HOW TO COMPLETE THIS TASK
Copy the entire listing exactly.

--------------------------------------------------

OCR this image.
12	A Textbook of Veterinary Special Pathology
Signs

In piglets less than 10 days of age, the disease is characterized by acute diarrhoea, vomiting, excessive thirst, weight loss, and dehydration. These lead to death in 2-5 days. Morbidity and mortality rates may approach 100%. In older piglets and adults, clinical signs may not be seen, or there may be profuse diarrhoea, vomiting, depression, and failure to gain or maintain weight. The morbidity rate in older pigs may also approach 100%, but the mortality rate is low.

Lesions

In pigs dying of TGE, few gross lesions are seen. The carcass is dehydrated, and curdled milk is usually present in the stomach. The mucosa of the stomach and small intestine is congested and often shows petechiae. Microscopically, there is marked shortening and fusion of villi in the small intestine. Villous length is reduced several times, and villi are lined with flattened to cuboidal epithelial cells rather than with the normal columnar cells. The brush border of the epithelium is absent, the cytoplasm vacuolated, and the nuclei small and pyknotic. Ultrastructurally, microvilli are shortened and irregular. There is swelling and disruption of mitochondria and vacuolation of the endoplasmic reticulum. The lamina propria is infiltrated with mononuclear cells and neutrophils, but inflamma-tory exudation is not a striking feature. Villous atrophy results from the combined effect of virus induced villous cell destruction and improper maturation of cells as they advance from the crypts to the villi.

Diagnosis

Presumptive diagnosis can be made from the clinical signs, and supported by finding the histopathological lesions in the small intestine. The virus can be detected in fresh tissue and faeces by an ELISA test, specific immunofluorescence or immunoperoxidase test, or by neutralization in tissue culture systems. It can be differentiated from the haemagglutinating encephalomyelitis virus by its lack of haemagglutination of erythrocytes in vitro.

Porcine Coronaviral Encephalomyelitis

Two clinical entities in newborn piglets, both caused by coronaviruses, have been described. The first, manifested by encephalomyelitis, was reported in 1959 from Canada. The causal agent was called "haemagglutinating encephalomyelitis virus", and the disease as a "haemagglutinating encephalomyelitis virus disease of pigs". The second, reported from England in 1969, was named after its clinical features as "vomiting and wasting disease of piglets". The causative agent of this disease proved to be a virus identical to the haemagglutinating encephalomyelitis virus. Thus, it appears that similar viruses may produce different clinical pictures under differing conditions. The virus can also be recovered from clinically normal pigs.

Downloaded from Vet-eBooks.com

--------------------------------------------------

EXERCISE RESULT
OCR this image.
12	A Textbook of Veterinary Special Pathology
Signs

In piglets less than 10 days of age, the disease is characterized by acute diarrhoea, vomiting, excessive thirst, weight loss, and dehydration. These lead to death in 2-5 days. Morbidity and mortality rates may approach 100%. In older piglets and adults, clinical signs may not be seen, or there may be profuse diarrhoea, vomiting, depression, and failure to gain or maintain weight. The morbidity rate in older pigs may also approach 100%, but the mortality rate is low.

Lesions

In pigs dying of TGE, few gross lesions are seen. The carcass is dehydrated, and curdled milk is usually present in the stomach. The mucosa of the stomach and small intestine is congested and often shows petechiae. Microscopically, there is marked shortening and fusion of villi in the small intestine. Villous length is reduced several times, and villi are lined with flattened to cuboidal epithelial cells rather than with the normal columnar cells. The brush border of the epithelium is absent, the cytoplasm vacuolated, and the nuclei small and pyknotic. Ultrastructurally, microvilli are shortened and irregular. There is swelling and disruption of mitochondria and vacuolation of the endoplasmic reticulum. The lamina propria is infiltrated with mononuclear cells and neutrophils, but inflamma-tory exudation is not a striking feature. Villous atrophy results from the combined effect of virus induced villous cell destruction and improper maturation of cells as they advance from the crypts to the villi.

Diagnosis

Presumptive diagnosis can be made from the clinical signs, and supported by finding the histopathological lesions in the small intestine. The virus can be detected in fresh tissue and faeces by an ELISA test, specific immunofluorescence or immunoperoxidase test, or by neutralization in tissue culture systems. It can be differentiated from the haemagglutinating encephalomyelitis virus by its lack of haemagglutination of erythrocytes in vitro.

Porcine Coronaviral Encephalomyelitis

Two clinical entities in newborn piglets, both caused by coronaviruses, have been described. The first, manifested by encephalomyelitis, was reported in 1959 from Canada. The causal agent was called "haemagglutinating encephalomyelitis virus", and the disease as a "haemagglutinating encephalomyelitis virus disease of pigs". The second, reported from England in 1969, was named after its clinical features as "vomiting and wasting disease of piglets". The causative agent of this disease proved to be a virus identical to the haemagglutinating encephalomyelitis virus. Thus, it appears that similar viruses may produce different clinical pictures under differing conditions. The virus can also be recovered from clinically normal pigs.

Downloaded from Vet-eBooks.com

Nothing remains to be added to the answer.